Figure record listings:
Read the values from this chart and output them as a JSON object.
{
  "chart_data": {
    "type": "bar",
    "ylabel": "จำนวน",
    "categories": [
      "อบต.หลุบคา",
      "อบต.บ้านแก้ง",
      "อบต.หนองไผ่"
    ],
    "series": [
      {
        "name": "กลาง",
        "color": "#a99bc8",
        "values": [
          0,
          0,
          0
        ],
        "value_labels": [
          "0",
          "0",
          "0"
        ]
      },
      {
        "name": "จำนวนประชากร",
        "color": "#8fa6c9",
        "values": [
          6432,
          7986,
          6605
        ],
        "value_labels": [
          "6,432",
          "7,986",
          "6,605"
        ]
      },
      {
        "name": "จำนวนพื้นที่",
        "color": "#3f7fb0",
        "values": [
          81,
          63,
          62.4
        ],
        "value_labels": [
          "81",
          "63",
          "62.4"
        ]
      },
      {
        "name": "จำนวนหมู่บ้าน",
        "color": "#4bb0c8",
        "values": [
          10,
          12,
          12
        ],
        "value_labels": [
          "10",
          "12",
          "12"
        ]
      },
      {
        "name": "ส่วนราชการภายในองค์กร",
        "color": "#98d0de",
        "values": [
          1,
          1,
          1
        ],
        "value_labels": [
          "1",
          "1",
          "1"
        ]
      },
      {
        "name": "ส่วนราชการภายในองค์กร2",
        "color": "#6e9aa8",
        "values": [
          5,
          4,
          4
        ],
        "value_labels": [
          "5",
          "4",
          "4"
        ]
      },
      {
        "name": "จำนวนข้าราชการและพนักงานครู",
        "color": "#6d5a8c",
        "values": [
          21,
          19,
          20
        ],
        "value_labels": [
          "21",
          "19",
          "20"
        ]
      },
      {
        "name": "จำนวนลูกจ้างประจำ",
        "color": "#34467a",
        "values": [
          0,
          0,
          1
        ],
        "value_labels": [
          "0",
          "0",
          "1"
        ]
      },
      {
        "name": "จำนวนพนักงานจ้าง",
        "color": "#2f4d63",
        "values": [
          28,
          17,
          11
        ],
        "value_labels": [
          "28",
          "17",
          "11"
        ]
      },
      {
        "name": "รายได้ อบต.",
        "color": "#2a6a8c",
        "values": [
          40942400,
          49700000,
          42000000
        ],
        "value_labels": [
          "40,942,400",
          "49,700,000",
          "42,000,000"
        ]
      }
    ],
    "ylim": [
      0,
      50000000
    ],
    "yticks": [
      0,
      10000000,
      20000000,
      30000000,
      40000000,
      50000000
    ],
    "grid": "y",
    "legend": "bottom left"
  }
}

■ WORK TO DO
In the records above, collect each line with "name".

■ TASK RESULT
        "name": "กลาง",
        "name": "จำนวนประชากร",
        "name": "จำนวนพื้นที่",
        "name": "จำนวนหมู่บ้าน",
        "name": "ส่วนราชการภายในองค์กร",
        "name": "ส่วนราชการภายในองค์กร2",
        "name": "จำนวนข้าราชการและพนักงานครู",
        "name": "จำนวนลูกจ้างประจำ",
        "name": "จำนวนพนักงานจ้าง",
        "name": "รายได้ อบต.",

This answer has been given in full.